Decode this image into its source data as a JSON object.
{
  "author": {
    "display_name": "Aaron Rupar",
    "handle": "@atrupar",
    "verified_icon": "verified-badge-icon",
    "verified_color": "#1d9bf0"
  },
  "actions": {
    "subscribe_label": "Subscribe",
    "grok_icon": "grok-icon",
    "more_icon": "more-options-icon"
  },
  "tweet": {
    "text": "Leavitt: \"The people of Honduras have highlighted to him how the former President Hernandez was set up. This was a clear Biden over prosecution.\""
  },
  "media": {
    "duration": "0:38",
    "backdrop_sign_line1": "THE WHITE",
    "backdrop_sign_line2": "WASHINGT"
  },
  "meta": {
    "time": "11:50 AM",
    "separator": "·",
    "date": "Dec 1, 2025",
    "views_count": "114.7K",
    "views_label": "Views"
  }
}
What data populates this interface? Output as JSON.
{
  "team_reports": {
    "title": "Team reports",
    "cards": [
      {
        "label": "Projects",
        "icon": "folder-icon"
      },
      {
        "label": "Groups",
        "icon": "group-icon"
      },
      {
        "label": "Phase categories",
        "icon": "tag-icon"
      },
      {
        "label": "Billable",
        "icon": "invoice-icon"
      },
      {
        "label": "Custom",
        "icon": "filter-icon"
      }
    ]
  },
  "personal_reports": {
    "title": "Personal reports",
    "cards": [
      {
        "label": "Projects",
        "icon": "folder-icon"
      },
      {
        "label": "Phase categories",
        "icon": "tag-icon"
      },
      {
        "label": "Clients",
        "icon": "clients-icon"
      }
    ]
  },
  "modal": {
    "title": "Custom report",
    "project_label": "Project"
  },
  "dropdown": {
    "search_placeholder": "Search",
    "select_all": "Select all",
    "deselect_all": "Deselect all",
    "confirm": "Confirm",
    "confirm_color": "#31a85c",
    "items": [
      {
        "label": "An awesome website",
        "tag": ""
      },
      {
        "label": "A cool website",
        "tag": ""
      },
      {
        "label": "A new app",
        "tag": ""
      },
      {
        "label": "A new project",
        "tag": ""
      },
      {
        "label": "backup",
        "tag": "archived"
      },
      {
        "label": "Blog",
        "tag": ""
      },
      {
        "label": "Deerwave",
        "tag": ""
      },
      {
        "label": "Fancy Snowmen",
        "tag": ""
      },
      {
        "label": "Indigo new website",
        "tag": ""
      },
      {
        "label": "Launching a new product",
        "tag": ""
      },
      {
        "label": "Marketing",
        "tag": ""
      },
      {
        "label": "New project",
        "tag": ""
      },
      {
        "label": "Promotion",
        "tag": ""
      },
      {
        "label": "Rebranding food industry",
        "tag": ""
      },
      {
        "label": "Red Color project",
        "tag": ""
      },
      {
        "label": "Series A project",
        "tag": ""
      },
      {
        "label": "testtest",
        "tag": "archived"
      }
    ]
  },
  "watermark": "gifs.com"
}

*Stated problem*.
Go through the records and print each one exactly.

*Solution to the exercise*.
Decode this image into its source data as a JSON object.
{
  "author": {
    "display_name": "Aaron Rupar",
    "handle": "@atrupar",
    "verified_icon": "verified-badge-icon",
    "verified_color": "#1d9bf0"
  },
  "actions": {
    "subscribe_label": "Subscribe",
    "grok_icon": "grok-icon",
    "more_icon": "more-options-icon"
  },
  "tweet": {
    "text": "Leavitt: \"The people of Honduras have highlighted to him how the former President Hernandez was set up. This was a clear Biden over prosecution.\""
  },
  "media": {
    "duration": "0:38",
    "backdrop_sign_line1": "THE WHITE",
    "backdrop_sign_line2": "WASHINGT"
  },
  "meta": {
    "time": "11:50 AM",
    "separator": "·",
    "date": "Dec 1, 2025",
    "views_count": "114.7K",
    "views_label": "Views"
  }
}
What data populates this interface? Output as JSON.
{
  "team_reports": {
    "title": "Team reports",
    "cards": [
      {
        "label": "Projects",
        "icon": "folder-icon"
      },
      {
        "label": "Groups",
        "icon": "group-icon"
      },
      {
        "label": "Phase categories",
        "icon": "tag-icon"
      },
      {
        "label": "Billable",
        "icon": "invoice-icon"
      },
      {
        "label": "Custom",
        "icon": "filter-icon"
      }
    ]
  },
  "personal_reports": {
    "title": "Personal reports",
    "cards": [
      {
        "label": "Projects",
        "icon": "folder-icon"
      },
      {
        "label": "Phase categories",
        "icon": "tag-icon"
      },
      {
        "label": "Clients",
        "icon": "clients-icon"
      }
    ]
  },
  "modal": {
    "title": "Custom report",
    "project_label": "Project"
  },
  "dropdown": {
    "search_placeholder": "Search",
    "select_all": "Select all",
    "deselect_all": "Deselect all",
    "confirm": "Confirm",
    "confirm_color": "#31a85c",
    "items": [
      {
        "label": "An awesome website",
        "tag": ""
      },
      {
        "label": "A cool website",
        "tag": ""
      },
      {
        "label": "A new app",
        "tag": ""
      },
      {
        "label": "A new project",
        "tag": ""
      },
      {
        "label": "backup",
        "tag": "archived"
      },
      {
        "label": "Blog",
        "tag": ""
      },
      {
        "label": "Deerwave",
        "tag": ""
      },
      {
        "label": "Fancy Snowmen",
        "tag": ""
      },
      {
        "label": "Indigo new website",
        "tag": ""
      },
      {
        "label": "Launching a new product",
        "tag": ""
      },
      {
        "label": "Marketing",
        "tag": ""
      },
      {
        "label": "New project",
        "tag": ""
      },
      {
        "label": "Promotion",
        "tag": ""
      },
      {
        "label": "Rebranding food industry",
        "tag": ""
      },
      {
        "label": "Red Color project",
        "tag": ""
      },
      {
        "label": "Series A project",
        "tag": ""
      },
      {
        "label": "testtest",
        "tag": "archived"
      }
    ]
  },
  "watermark": "gifs.com"
}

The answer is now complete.